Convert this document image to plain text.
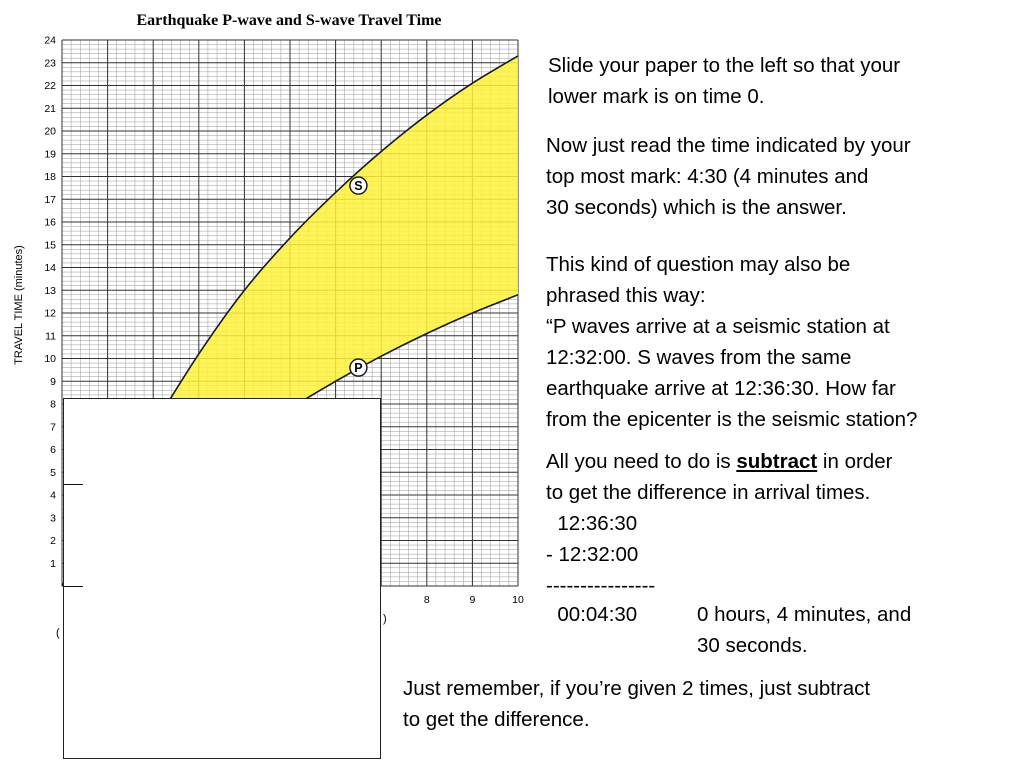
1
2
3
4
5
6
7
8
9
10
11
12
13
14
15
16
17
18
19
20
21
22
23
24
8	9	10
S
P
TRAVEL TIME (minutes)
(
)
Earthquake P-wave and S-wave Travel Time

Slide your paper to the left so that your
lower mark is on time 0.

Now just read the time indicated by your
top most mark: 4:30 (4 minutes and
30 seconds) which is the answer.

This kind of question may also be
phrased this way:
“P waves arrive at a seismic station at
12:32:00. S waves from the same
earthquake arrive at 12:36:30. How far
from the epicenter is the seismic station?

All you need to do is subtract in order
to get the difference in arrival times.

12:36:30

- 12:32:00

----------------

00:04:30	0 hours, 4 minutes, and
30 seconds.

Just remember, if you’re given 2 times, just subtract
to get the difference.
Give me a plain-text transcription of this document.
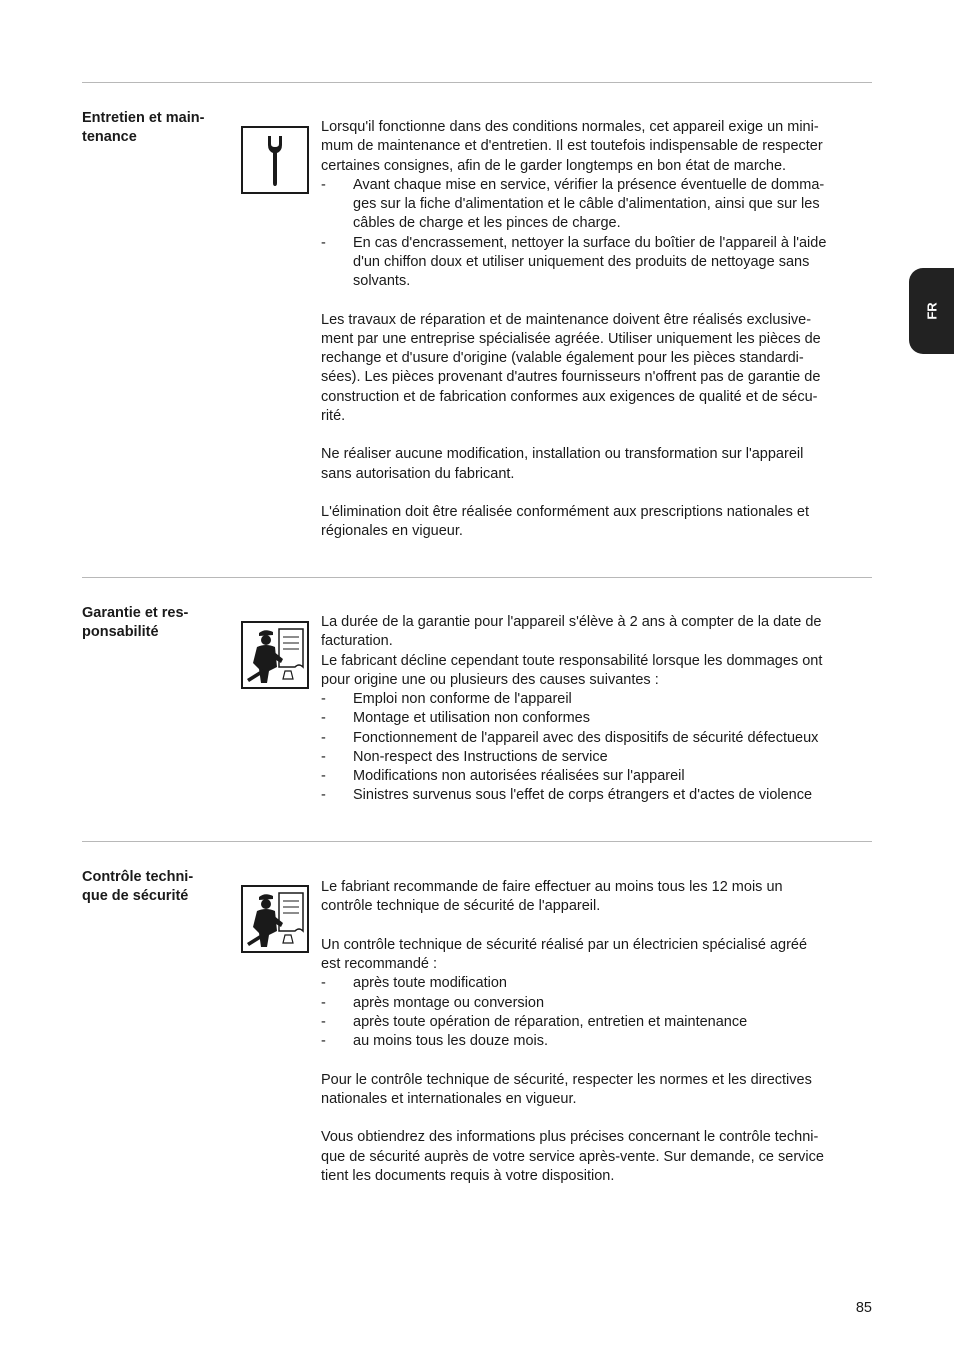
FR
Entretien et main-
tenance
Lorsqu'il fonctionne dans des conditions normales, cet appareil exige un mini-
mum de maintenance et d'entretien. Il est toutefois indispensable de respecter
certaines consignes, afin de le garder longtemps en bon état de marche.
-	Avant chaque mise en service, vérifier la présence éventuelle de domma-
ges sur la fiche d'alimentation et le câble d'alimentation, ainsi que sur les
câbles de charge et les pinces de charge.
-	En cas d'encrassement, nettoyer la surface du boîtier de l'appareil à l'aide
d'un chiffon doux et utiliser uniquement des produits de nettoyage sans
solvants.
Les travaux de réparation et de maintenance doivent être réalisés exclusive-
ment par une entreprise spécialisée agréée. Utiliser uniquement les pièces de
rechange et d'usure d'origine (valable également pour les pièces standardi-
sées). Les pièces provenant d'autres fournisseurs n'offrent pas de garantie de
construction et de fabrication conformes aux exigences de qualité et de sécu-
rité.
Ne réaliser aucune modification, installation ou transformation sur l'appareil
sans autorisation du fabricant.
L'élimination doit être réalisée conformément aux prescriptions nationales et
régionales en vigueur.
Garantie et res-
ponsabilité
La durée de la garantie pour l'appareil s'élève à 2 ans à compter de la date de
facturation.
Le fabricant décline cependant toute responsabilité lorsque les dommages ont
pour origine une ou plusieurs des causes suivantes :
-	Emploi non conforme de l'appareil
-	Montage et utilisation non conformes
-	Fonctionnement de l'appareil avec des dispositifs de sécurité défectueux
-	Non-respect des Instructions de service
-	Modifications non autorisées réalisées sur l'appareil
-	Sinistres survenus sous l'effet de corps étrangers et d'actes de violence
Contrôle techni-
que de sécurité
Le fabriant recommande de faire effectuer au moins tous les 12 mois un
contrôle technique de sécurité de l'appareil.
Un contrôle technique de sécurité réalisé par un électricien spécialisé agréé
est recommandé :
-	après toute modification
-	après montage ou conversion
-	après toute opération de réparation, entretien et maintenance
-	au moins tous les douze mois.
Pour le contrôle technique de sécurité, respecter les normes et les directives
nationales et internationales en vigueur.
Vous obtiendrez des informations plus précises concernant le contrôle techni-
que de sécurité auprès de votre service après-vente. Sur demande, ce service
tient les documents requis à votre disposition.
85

==*==

▶ [TASK DIRECTIONS]: Where a line of the data holds "times", show that line.

▶ [WRITTEN ANSWER]:
to get the difference in arrival times.
Just remember, if you’re given 2 times, just subtract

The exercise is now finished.